== JOB ==
Return the records that follow unaltered. Omit every picture.

--- START THE INPUT ---

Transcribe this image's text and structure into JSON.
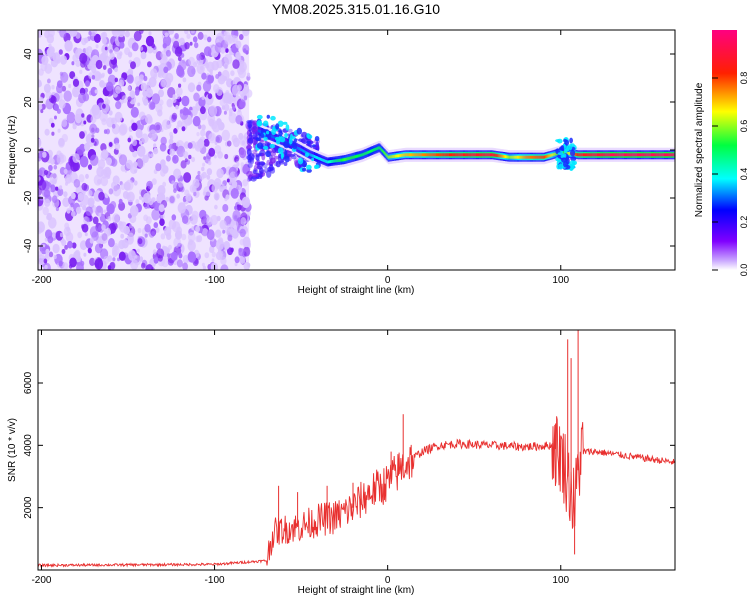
{
  "page": {
    "title": "YM08.2025.315.01.16.G10"
  },
  "chart_data": [
    {
      "type": "heatmap",
      "title": "YM08.2025.315.01.16.G10",
      "xlabel": "Height of straight line (km)",
      "ylabel": "Frequency (Hz)",
      "xlim": [
        -202,
        166
      ],
      "ylim": [
        -50,
        50
      ],
      "xticks": [
        -200,
        -100,
        0,
        100
      ],
      "yticks": [
        -40,
        -20,
        0,
        20,
        40
      ],
      "grid": false,
      "colorbar": {
        "label": "Normalized spectral amplitude",
        "range": [
          0,
          1
        ],
        "ticks": [
          0.0,
          0.2,
          0.4,
          0.6,
          0.8
        ],
        "colormap": [
          "#ffffff",
          "#8000ff",
          "#0000ff",
          "#00ffff",
          "#00ff00",
          "#ffff00",
          "#ff0000",
          "#ff0080"
        ]
      },
      "noise_region_km": [
        -202,
        -80
      ],
      "transition_region_km": [
        -80,
        -40
      ],
      "signal_trace": {
        "x_km": [
          -75,
          -65,
          -55,
          -45,
          -35,
          -25,
          -15,
          -5,
          0,
          10,
          20,
          40,
          60,
          70,
          80,
          90,
          100,
          110,
          130,
          166
        ],
        "freq_hz": [
          8,
          5,
          2,
          -2,
          -5,
          -4,
          -2,
          1,
          -3,
          -2,
          -2,
          -2,
          -2,
          -3,
          -3,
          -3,
          -1,
          -2,
          -2,
          -2
        ],
        "amplitude": [
          0.3,
          0.3,
          0.3,
          0.35,
          0.4,
          0.55,
          0.5,
          0.5,
          0.6,
          0.7,
          0.75,
          0.85,
          0.9,
          0.6,
          0.75,
          0.8,
          0.5,
          0.85,
          0.95,
          0.95
        ]
      }
    },
    {
      "type": "line",
      "xlabel": "Height of straight line (km)",
      "ylabel": "SNR (10 * v/v)",
      "xlim": [
        -202,
        166
      ],
      "ylim": [
        0,
        7700
      ],
      "xticks": [
        -200,
        -100,
        0,
        100
      ],
      "yticks": [
        2000,
        4000,
        6000
      ],
      "grid": false,
      "series": [
        {
          "name": "SNR",
          "color": "#e8302f",
          "envelope": {
            "x": [
              -202,
              -100,
              -70,
              -66,
              -60,
              -50,
              -40,
              -30,
              -20,
              -10,
              0,
              10,
              20,
              30,
              40,
              60,
              80,
              95,
              100,
              104,
              106,
              108,
              110,
              112,
              120,
              140,
              166
            ],
            "y": [
              150,
              180,
              300,
              1200,
              1300,
              1400,
              1600,
              1700,
              2000,
              2500,
              2800,
              3400,
              3800,
              4000,
              4050,
              4000,
              3950,
              4000,
              3700,
              3000,
              2500,
              2000,
              3200,
              3800,
              3800,
              3650,
              3450
            ]
          },
          "spikes": [
            {
              "x": -63,
              "y": 2700
            },
            {
              "x": -52,
              "y": 2500
            },
            {
              "x": -35,
              "y": 2700
            },
            {
              "x": -20,
              "y": 2800
            },
            {
              "x": 2,
              "y": 3800
            },
            {
              "x": 9,
              "y": 5000
            },
            {
              "x": 97,
              "y": 4700
            },
            {
              "x": 104,
              "y": 7400
            },
            {
              "x": 106,
              "y": 6800
            },
            {
              "x": 108,
              "y": 500
            },
            {
              "x": 110,
              "y": 7700
            }
          ]
        }
      ]
    }
  ]
}
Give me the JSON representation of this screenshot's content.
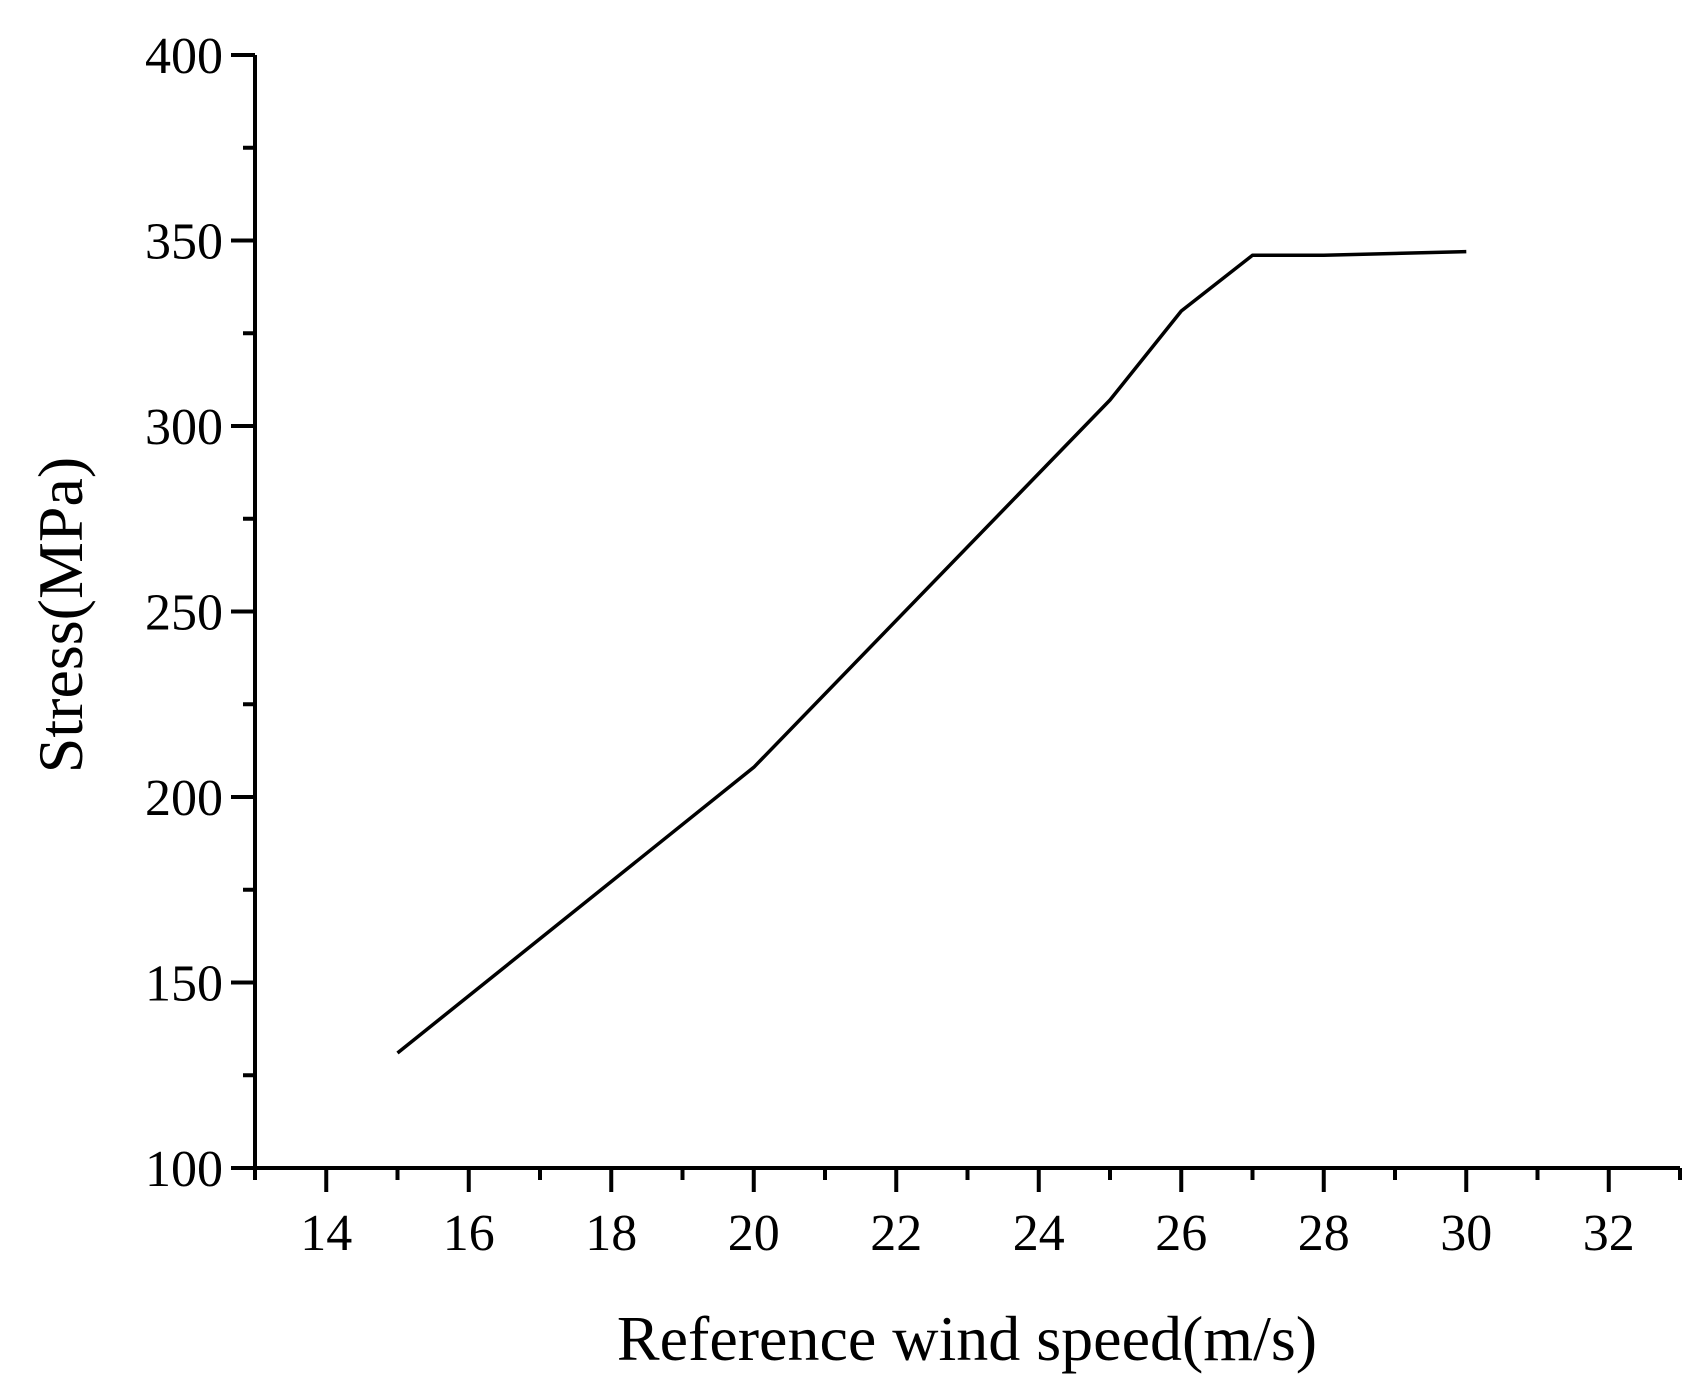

--- END THE INPUT ---

== TASK RESPONSE ==
Transcribe this image's text and structure into JSON.
{
  "page": {
    "title": "YM08.2025.315.01.16.G10"
  },
  "chart_data": [
    {
      "type": "heatmap",
      "title": "YM08.2025.315.01.16.G10",
      "xlabel": "Height of straight line (km)",
      "ylabel": "Frequency (Hz)",
      "xlim": [
        -202,
        166
      ],
      "ylim": [
        -50,
        50
      ],
      "xticks": [
        -200,
        -100,
        0,
        100
      ],
      "yticks": [
        -40,
        -20,
        0,
        20,
        40
      ],
      "grid": false,
      "colorbar": {
        "label": "Normalized spectral amplitude",
        "range": [
          0,
          1
        ],
        "ticks": [
          0.0,
          0.2,
          0.4,
          0.6,
          0.8
        ],
        "colormap": [
          "#ffffff",
          "#8000ff",
          "#0000ff",
          "#00ffff",
          "#00ff00",
          "#ffff00",
          "#ff0000",
          "#ff0080"
        ]
      },
      "noise_region_km": [
        -202,
        -80
      ],
      "transition_region_km": [
        -80,
        -40
      ],
      "signal_trace": {
        "x_km": [
          -75,
          -65,
          -55,
          -45,
          -35,
          -25,
          -15,
          -5,
          0,
          10,
          20,
          40,
          60,
          70,
          80,
          90,
          100,
          110,
          130,
          166
        ],
        "freq_hz": [
          8,
          5,
          2,
          -2,
          -5,
          -4,
          -2,
          1,
          -3,
          -2,
          -2,
          -2,
          -2,
          -3,
          -3,
          -3,
          -1,
          -2,
          -2,
          -2
        ],
        "amplitude": [
          0.3,
          0.3,
          0.3,
          0.35,
          0.4,
          0.55,
          0.5,
          0.5,
          0.6,
          0.7,
          0.75,
          0.85,
          0.9,
          0.6,
          0.75,
          0.8,
          0.5,
          0.85,
          0.95,
          0.95
        ]
      }
    },
    {
      "type": "line",
      "xlabel": "Height of straight line (km)",
      "ylabel": "SNR (10 * v/v)",
      "xlim": [
        -202,
        166
      ],
      "ylim": [
        0,
        7700
      ],
      "xticks": [
        -200,
        -100,
        0,
        100
      ],
      "yticks": [
        2000,
        4000,
        6000
      ],
      "grid": false,
      "series": [
        {
          "name": "SNR",
          "color": "#e8302f",
          "envelope": {
            "x": [
              -202,
              -100,
              -70,
              -66,
              -60,
              -50,
              -40,
              -30,
              -20,
              -10,
              0,
              10,
              20,
              30,
              40,
              60,
              80,
              95,
              100,
              104,
              106,
              108,
              110,
              112,
              120,
              140,
              166
            ],
            "y": [
              150,
              180,
              300,
              1200,
              1300,
              1400,
              1600,
              1700,
              2000,
              2500,
              2800,
              3400,
              3800,
              4000,
              4050,
              4000,
              3950,
              4000,
              3700,
              3000,
              2500,
              2000,
              3200,
              3800,
              3800,
              3650,
              3450
            ]
          },
          "spikes": [
            {
              "x": -63,
              "y": 2700
            },
            {
              "x": -52,
              "y": 2500
            },
            {
              "x": -35,
              "y": 2700
            },
            {
              "x": -20,
              "y": 2800
            },
            {
              "x": 2,
              "y": 3800
            },
            {
              "x": 9,
              "y": 5000
            },
            {
              "x": 97,
              "y": 4700
            },
            {
              "x": 104,
              "y": 7400
            },
            {
              "x": 106,
              "y": 6800
            },
            {
              "x": 108,
              "y": 500
            },
            {
              "x": 110,
              "y": 7700
            }
          ]
        }
      ]
    }
  ]
}
Give me the JSON representation of this screenshot's content.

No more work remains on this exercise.